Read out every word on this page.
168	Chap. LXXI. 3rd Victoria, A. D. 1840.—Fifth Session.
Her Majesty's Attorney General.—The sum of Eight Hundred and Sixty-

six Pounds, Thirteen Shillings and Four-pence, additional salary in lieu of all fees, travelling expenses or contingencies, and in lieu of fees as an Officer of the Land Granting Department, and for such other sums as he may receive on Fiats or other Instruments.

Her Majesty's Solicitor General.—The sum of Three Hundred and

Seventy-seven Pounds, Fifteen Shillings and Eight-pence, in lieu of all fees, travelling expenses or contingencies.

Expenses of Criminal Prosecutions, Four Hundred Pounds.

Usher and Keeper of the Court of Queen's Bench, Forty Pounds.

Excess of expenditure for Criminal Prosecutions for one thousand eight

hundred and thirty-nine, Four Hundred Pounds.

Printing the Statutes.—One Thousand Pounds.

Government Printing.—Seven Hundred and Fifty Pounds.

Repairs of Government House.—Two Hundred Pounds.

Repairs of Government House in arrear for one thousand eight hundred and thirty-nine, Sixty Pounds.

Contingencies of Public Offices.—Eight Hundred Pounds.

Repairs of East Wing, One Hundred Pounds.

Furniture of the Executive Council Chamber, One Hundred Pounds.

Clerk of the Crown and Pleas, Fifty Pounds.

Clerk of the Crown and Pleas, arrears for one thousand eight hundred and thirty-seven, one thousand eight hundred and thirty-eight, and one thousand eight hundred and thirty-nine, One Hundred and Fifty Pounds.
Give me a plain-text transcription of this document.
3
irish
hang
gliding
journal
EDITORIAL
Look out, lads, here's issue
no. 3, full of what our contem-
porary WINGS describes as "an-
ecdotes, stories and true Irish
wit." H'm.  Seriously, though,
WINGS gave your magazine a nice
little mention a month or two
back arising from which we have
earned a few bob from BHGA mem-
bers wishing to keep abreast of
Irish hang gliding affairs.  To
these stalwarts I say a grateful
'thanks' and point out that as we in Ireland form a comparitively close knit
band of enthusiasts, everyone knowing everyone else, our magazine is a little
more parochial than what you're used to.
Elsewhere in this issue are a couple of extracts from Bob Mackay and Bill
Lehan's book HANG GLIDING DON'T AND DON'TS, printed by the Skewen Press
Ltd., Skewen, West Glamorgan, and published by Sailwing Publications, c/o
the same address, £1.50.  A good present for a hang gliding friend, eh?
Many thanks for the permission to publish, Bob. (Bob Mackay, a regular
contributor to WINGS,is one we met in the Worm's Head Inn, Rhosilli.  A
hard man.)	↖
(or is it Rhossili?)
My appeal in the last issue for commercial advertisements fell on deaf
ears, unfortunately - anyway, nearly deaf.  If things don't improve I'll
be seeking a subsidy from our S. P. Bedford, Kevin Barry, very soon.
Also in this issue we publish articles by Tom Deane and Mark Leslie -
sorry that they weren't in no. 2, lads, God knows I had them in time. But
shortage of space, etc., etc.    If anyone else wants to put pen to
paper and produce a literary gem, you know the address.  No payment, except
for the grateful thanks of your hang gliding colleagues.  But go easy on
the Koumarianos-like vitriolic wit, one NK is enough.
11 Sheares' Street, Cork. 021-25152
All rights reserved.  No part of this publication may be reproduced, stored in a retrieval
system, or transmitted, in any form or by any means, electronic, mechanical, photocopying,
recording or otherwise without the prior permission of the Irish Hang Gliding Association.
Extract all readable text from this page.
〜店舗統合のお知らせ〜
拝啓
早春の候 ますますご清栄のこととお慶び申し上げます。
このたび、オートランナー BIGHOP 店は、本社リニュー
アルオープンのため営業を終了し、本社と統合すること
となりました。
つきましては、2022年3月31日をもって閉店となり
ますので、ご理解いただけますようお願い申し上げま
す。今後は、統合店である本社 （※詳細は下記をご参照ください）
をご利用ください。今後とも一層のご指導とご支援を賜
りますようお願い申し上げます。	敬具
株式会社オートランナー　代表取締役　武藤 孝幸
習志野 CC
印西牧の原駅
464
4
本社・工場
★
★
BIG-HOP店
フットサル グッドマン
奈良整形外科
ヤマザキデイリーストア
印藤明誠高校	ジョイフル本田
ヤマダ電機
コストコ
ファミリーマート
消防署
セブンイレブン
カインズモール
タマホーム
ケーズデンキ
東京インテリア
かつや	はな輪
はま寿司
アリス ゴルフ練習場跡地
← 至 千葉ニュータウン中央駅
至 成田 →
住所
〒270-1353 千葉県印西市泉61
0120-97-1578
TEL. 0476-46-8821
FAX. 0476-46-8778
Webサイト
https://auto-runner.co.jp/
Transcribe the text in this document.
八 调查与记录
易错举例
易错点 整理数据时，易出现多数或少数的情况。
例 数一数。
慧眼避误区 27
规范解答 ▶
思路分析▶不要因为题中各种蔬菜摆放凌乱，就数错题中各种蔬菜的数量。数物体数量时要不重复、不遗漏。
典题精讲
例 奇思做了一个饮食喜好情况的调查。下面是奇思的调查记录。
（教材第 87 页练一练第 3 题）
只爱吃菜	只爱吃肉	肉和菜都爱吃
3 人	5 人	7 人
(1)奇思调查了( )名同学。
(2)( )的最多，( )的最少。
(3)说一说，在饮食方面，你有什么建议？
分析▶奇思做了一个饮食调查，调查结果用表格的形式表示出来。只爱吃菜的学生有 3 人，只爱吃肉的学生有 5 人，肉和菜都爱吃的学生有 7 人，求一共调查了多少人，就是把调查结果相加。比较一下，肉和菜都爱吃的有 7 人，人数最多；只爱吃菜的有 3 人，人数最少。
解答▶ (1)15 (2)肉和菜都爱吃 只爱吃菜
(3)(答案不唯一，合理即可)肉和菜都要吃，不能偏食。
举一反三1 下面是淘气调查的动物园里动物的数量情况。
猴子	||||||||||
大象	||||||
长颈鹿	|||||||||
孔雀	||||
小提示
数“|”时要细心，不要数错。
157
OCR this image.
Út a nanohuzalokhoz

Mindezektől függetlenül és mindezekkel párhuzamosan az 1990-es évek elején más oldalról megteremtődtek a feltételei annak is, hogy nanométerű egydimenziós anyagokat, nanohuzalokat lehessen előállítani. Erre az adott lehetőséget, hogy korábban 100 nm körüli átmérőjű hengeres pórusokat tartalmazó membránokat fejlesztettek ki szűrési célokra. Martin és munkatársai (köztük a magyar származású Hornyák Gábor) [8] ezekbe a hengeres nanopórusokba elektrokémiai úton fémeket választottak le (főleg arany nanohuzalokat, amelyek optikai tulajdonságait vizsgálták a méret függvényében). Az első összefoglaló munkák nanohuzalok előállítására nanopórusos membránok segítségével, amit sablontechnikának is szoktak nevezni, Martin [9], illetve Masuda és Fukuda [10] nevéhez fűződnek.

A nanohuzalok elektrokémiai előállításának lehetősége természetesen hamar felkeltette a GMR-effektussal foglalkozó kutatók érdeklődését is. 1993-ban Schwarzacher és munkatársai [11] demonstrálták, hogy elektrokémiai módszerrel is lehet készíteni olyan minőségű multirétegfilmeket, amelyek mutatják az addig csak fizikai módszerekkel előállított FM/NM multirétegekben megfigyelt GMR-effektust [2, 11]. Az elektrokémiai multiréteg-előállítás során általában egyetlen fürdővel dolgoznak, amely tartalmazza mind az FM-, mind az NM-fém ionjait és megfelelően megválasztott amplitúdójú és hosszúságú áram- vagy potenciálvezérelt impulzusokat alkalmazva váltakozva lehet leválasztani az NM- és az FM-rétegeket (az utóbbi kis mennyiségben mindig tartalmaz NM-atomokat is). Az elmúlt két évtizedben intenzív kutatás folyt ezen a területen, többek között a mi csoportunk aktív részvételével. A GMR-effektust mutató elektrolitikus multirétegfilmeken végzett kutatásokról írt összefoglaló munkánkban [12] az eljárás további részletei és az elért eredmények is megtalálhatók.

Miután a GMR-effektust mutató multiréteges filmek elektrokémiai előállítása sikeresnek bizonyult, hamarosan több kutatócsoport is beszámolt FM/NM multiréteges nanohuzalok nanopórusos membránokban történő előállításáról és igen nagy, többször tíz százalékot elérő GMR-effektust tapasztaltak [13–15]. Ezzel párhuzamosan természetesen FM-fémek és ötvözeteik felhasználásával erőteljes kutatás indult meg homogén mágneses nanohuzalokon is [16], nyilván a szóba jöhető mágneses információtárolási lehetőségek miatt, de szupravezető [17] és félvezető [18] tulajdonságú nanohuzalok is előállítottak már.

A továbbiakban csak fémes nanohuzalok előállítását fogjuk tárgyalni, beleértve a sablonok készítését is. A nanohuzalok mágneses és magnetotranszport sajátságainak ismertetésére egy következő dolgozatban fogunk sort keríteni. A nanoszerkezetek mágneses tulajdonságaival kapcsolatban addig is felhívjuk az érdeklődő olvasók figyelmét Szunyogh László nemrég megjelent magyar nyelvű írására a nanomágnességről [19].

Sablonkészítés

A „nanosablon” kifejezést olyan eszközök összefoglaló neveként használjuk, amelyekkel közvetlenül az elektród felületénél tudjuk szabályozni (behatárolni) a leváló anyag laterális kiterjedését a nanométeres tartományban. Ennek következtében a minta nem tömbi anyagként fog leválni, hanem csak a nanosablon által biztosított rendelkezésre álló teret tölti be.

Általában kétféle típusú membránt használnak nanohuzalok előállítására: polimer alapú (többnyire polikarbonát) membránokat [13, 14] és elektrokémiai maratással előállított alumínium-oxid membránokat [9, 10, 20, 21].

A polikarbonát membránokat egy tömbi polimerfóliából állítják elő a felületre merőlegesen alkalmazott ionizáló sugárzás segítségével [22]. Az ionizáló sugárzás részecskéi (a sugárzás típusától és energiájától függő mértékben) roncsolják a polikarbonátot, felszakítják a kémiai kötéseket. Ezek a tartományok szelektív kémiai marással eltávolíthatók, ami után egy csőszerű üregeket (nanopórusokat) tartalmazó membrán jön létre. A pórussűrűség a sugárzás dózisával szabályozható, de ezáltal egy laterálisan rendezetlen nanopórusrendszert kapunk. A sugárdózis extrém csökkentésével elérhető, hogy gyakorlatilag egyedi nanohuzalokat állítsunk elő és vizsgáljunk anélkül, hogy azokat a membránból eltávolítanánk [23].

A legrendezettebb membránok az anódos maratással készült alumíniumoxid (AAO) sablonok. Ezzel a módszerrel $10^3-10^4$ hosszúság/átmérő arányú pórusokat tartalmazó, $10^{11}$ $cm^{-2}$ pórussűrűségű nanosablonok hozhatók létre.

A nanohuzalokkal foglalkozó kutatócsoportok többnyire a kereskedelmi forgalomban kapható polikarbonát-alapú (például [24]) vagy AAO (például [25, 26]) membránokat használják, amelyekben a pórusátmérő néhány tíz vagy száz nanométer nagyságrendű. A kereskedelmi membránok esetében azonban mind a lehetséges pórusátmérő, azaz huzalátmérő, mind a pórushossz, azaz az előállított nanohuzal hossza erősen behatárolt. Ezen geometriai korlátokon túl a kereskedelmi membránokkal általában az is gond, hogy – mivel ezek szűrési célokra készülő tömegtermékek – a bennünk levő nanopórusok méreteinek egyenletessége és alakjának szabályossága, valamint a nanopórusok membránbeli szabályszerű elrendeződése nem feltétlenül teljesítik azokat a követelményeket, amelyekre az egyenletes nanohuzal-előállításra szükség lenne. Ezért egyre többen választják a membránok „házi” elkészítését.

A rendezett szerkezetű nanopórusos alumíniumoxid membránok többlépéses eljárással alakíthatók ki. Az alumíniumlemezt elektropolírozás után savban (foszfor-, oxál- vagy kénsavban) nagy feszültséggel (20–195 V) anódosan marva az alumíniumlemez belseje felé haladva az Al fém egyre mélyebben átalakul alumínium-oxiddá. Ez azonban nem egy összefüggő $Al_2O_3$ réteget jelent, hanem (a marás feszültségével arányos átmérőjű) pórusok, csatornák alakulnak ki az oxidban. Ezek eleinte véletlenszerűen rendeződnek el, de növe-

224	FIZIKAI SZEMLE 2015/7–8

——————

**Task to complete**
Pull every line containing the word "deaf" out of the entries above.

**Expected output**
My appeal in the last issue for commercial advertisements fell on deaf
ears, unfortunately - anyway, nearly deaf.  If things don't improve I'll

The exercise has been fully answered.